Brief: Take the listing and print it in full, exactly as given.

Input rows:
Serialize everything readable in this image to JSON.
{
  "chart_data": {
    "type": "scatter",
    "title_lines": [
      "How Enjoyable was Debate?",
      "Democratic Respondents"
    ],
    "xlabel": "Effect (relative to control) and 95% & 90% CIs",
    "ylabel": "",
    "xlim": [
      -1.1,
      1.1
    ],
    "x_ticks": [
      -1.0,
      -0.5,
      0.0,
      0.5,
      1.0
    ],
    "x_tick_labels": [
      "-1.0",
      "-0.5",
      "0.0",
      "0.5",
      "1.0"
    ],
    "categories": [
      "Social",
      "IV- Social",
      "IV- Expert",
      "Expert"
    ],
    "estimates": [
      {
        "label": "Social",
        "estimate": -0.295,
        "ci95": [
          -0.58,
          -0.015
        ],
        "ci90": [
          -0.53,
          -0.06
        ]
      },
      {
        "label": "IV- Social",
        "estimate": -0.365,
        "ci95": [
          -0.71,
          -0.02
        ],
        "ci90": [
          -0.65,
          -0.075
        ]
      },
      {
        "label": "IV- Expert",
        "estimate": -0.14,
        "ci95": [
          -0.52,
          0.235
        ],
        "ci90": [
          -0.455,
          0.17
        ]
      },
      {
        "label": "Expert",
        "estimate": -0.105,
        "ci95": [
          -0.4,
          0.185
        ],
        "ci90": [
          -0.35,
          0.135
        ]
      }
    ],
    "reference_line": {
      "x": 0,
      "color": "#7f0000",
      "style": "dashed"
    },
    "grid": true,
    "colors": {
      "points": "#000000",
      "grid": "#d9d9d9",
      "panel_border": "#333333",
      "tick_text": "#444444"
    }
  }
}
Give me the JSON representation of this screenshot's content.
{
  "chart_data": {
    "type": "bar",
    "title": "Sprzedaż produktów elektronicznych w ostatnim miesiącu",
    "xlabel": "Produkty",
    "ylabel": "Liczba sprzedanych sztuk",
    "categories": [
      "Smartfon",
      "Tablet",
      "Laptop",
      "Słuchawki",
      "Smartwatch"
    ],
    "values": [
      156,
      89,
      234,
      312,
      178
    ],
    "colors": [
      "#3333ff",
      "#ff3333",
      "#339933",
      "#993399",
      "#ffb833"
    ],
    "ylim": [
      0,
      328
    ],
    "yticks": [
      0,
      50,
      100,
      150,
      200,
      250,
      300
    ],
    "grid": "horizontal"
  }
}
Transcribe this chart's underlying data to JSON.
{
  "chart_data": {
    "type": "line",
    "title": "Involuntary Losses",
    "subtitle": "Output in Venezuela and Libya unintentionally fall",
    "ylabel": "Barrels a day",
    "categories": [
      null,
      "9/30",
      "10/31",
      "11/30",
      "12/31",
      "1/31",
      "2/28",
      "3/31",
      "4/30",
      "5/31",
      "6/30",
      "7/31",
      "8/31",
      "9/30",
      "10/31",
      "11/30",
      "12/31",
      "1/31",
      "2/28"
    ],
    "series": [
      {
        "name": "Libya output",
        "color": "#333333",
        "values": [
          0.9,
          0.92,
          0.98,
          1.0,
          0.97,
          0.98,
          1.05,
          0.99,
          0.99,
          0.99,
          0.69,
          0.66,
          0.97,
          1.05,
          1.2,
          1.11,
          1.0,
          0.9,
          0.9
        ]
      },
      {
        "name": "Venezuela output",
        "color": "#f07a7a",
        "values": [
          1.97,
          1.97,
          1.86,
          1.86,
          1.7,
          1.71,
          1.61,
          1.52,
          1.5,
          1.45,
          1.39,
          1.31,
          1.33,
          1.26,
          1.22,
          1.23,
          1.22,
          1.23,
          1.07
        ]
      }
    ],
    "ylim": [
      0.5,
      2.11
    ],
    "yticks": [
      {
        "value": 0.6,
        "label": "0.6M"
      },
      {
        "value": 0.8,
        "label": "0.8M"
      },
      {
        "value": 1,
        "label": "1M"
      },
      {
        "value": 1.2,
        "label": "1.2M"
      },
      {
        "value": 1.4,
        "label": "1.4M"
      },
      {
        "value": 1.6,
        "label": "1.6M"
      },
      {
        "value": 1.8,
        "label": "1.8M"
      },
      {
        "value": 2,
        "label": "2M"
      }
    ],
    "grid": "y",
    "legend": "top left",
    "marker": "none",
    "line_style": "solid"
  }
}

Response for this exercise:
Serialize everything readable in this image to JSON.
{
  "chart_data": {
    "type": "scatter",
    "title_lines": [
      "How Enjoyable was Debate?",
      "Democratic Respondents"
    ],
    "xlabel": "Effect (relative to control) and 95% & 90% CIs",
    "ylabel": "",
    "xlim": [
      -1.1,
      1.1
    ],
    "x_ticks": [
      -1.0,
      -0.5,
      0.0,
      0.5,
      1.0
    ],
    "x_tick_labels": [
      "-1.0",
      "-0.5",
      "0.0",
      "0.5",
      "1.0"
    ],
    "categories": [
      "Social",
      "IV- Social",
      "IV- Expert",
      "Expert"
    ],
    "estimates": [
      {
        "label": "Social",
        "estimate": -0.295,
        "ci95": [
          -0.58,
          -0.015
        ],
        "ci90": [
          -0.53,
          -0.06
        ]
      },
      {
        "label": "IV- Social",
        "estimate": -0.365,
        "ci95": [
          -0.71,
          -0.02
        ],
        "ci90": [
          -0.65,
          -0.075
        ]
      },
      {
        "label": "IV- Expert",
        "estimate": -0.14,
        "ci95": [
          -0.52,
          0.235
        ],
        "ci90": [
          -0.455,
          0.17
        ]
      },
      {
        "label": "Expert",
        "estimate": -0.105,
        "ci95": [
          -0.4,
          0.185
        ],
        "ci90": [
          -0.35,
          0.135
        ]
      }
    ],
    "reference_line": {
      "x": 0,
      "color": "#7f0000",
      "style": "dashed"
    },
    "grid": true,
    "colors": {
      "points": "#000000",
      "grid": "#d9d9d9",
      "panel_border": "#333333",
      "tick_text": "#444444"
    }
  }
}
Give me the JSON representation of this screenshot's content.
{
  "chart_data": {
    "type": "bar",
    "title": "Sprzedaż produktów elektronicznych w ostatnim miesiącu",
    "xlabel": "Produkty",
    "ylabel": "Liczba sprzedanych sztuk",
    "categories": [
      "Smartfon",
      "Tablet",
      "Laptop",
      "Słuchawki",
      "Smartwatch"
    ],
    "values": [
      156,
      89,
      234,
      312,
      178
    ],
    "colors": [
      "#3333ff",
      "#ff3333",
      "#339933",
      "#993399",
      "#ffb833"
    ],
    "ylim": [
      0,
      328
    ],
    "yticks": [
      0,
      50,
      100,
      150,
      200,
      250,
      300
    ],
    "grid": "horizontal"
  }
}
Transcribe this chart's underlying data to JSON.
{
  "chart_data": {
    "type": "line",
    "title": "Involuntary Losses",
    "subtitle": "Output in Venezuela and Libya unintentionally fall",
    "ylabel": "Barrels a day",
    "categories": [
      null,
      "9/30",
      "10/31",
      "11/30",
      "12/31",
      "1/31",
      "2/28",
      "3/31",
      "4/30",
      "5/31",
      "6/30",
      "7/31",
      "8/31",
      "9/30",
      "10/31",
      "11/30",
      "12/31",
      "1/31",
      "2/28"
    ],
    "series": [
      {
        "name": "Libya output",
        "color": "#333333",
        "values": [
          0.9,
          0.92,
          0.98,
          1.0,
          0.97,
          0.98,
          1.05,
          0.99,
          0.99,
          0.99,
          0.69,
          0.66,
          0.97,
          1.05,
          1.2,
          1.11,
          1.0,
          0.9,
          0.9
        ]
      },
      {
        "name": "Venezuela output",
        "color": "#f07a7a",
        "values": [
          1.97,
          1.97,
          1.86,
          1.86,
          1.7,
          1.71,
          1.61,
          1.52,
          1.5,
          1.45,
          1.39,
          1.31,
          1.33,
          1.26,
          1.22,
          1.23,
          1.22,
          1.23,
          1.07
        ]
      }
    ],
    "ylim": [
      0.5,
      2.11
    ],
    "yticks": [
      {
        "value": 0.6,
        "label": "0.6M"
      },
      {
        "value": 0.8,
        "label": "0.8M"
      },
      {
        "value": 1,
        "label": "1M"
      },
      {
        "value": 1.2,
        "label": "1.2M"
      },
      {
        "value": 1.4,
        "label": "1.4M"
      },
      {
        "value": 1.6,
        "label": "1.6M"
      },
      {
        "value": 1.8,
        "label": "1.8M"
      },
      {
        "value": 2,
        "label": "2M"
      }
    ],
    "grid": "y",
    "legend": "top left",
    "marker": "none",
    "line_style": "solid"
  }
}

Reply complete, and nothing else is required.